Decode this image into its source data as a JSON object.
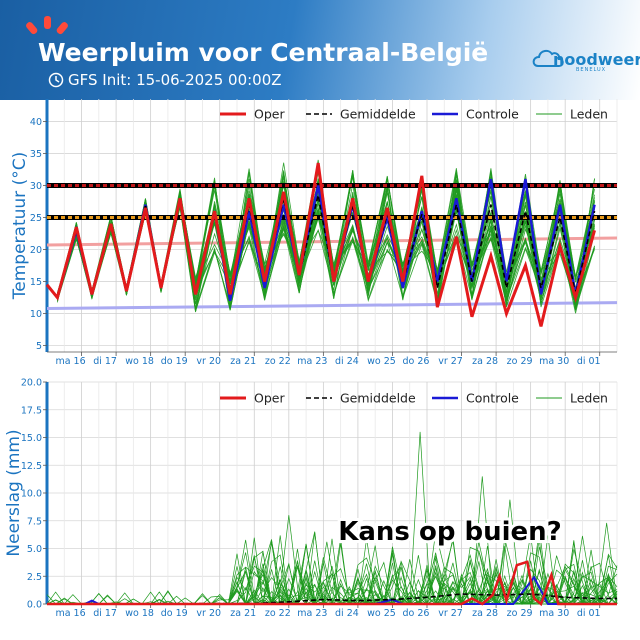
{
  "header": {
    "title": "Weerpluim voor  Centraal-België",
    "init": "GFS Init: 15-06-2025 00:00Z",
    "logo_main": "noodweer",
    "logo_sub": "BENELUX"
  },
  "colors": {
    "oper": "#e31a1c",
    "mean": "#000000",
    "control": "#1a1ad6",
    "members": "#1f9a1f",
    "axis": "#1b74c0",
    "threshold_high": "#c0181a",
    "threshold_low": "#e89a1b",
    "climate_max": "#f2a0a0",
    "climate_min": "#aaaaf2"
  },
  "legend": [
    "Oper",
    "Gemiddelde",
    "Controle",
    "Leden"
  ],
  "annotation": "Kans op buien?",
  "chart_data": [
    {
      "type": "line",
      "ylabel": "Temperatuur (°C)",
      "ylim": [
        4,
        43.5
      ],
      "yticks": [
        5,
        10,
        15,
        20,
        25,
        30,
        35,
        40
      ],
      "xlim": [
        0,
        16.5
      ],
      "x_tick_labels": [
        "ma 16",
        "di 17",
        "wo 18",
        "do 19",
        "vr 20",
        "za 21",
        "zo 22",
        "ma 23",
        "di 24",
        "wo 25",
        "do 26",
        "vr 27",
        "za 28",
        "zo 29",
        "ma 30",
        "di 01"
      ],
      "x_tick_positions": [
        1,
        2,
        3,
        4,
        5,
        6,
        7,
        8,
        9,
        10,
        11,
        12,
        13,
        14,
        15,
        16
      ],
      "grid": true,
      "legend_position": "top-right",
      "thresholds": [
        30,
        25
      ],
      "climate_max": {
        "x": [
          0,
          16.5
        ],
        "y": [
          20.7,
          21.8
        ]
      },
      "climate_min": {
        "x": [
          0,
          16.5
        ],
        "y": [
          10.8,
          11.7
        ]
      },
      "series": [
        {
          "name": "Oper",
          "min": [
            12.5,
            13,
            13.5,
            14,
            13,
            13,
            15,
            16,
            15,
            15,
            15,
            11,
            9.5,
            10,
            8,
            12.5
          ],
          "max": [
            23.5,
            24,
            26.5,
            28,
            26,
            28,
            29,
            33.5,
            28,
            26.5,
            31.5,
            22,
            19,
            17.5,
            20.5,
            23
          ]
        },
        {
          "name": "Gemiddelde",
          "min": [
            12.5,
            13,
            13.5,
            14,
            13,
            13.5,
            15,
            16,
            15,
            15,
            15,
            14,
            15,
            14,
            14,
            13
          ],
          "max": [
            23,
            24,
            27,
            28,
            25.5,
            27,
            28,
            28.5,
            27,
            25.5,
            25.5,
            27,
            27,
            26,
            25,
            26
          ]
        },
        {
          "name": "Controle",
          "min": [
            12.5,
            13,
            13.5,
            14,
            13,
            12,
            14,
            16,
            15,
            15,
            14,
            15,
            15,
            15,
            13,
            13
          ],
          "max": [
            23,
            24,
            27,
            28,
            26,
            26,
            27,
            30,
            27,
            25,
            26,
            28,
            31,
            31,
            27,
            27
          ]
        }
      ]
    },
    {
      "type": "line",
      "ylabel": "Neerslag (mm)",
      "ylim": [
        0,
        20
      ],
      "yticks": [
        0.0,
        2.5,
        5.0,
        7.5,
        10.0,
        12.5,
        15.0,
        17.5,
        20.0
      ],
      "xlim": [
        0,
        16.5
      ],
      "x_tick_labels": [
        "ma 16",
        "di 17",
        "wo 18",
        "do 19",
        "vr 20",
        "za 21",
        "zo 22",
        "ma 23",
        "di 24",
        "wo 25",
        "do 26",
        "vr 27",
        "za 28",
        "zo 29",
        "ma 30",
        "di 01"
      ],
      "grid": true,
      "legend_position": "top-right",
      "members_max_peak": 15.5,
      "series": [
        {
          "name": "Oper",
          "x": [
            0,
            12,
            12.3,
            12.6,
            12.9,
            13.1,
            13.3,
            13.6,
            13.9,
            14.1,
            14.3,
            14.6,
            14.8,
            15.1,
            16.5
          ],
          "y": [
            0,
            0,
            0.5,
            0,
            0.8,
            2.5,
            0.3,
            3.5,
            3.8,
            0.5,
            0,
            2.6,
            0,
            0,
            0
          ]
        },
        {
          "name": "Gemiddelde",
          "x": [
            0,
            6,
            7,
            8,
            9,
            10,
            11,
            12,
            13,
            14,
            15,
            16,
            16.5
          ],
          "y": [
            0,
            0.05,
            0.2,
            0.4,
            0.3,
            0.4,
            0.6,
            0.9,
            0.8,
            0.9,
            0.6,
            0.5,
            0.5
          ]
        },
        {
          "name": "Controle",
          "x": [
            0,
            1.1,
            1.3,
            1.5,
            9.5,
            10,
            10.3,
            13.5,
            14.1,
            14.5,
            16.5
          ],
          "y": [
            0,
            0,
            0.3,
            0,
            0,
            0.4,
            0,
            0,
            2.4,
            0,
            0
          ]
        }
      ]
    }
  ]
}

* _EXERCISE GOAL_
Write down every line of the data above that includes the string "ylabel".

* _RESPONSE_
      "ylabel": "Temperatuur (°C)",
      "ylabel": "Neerslag (mm)",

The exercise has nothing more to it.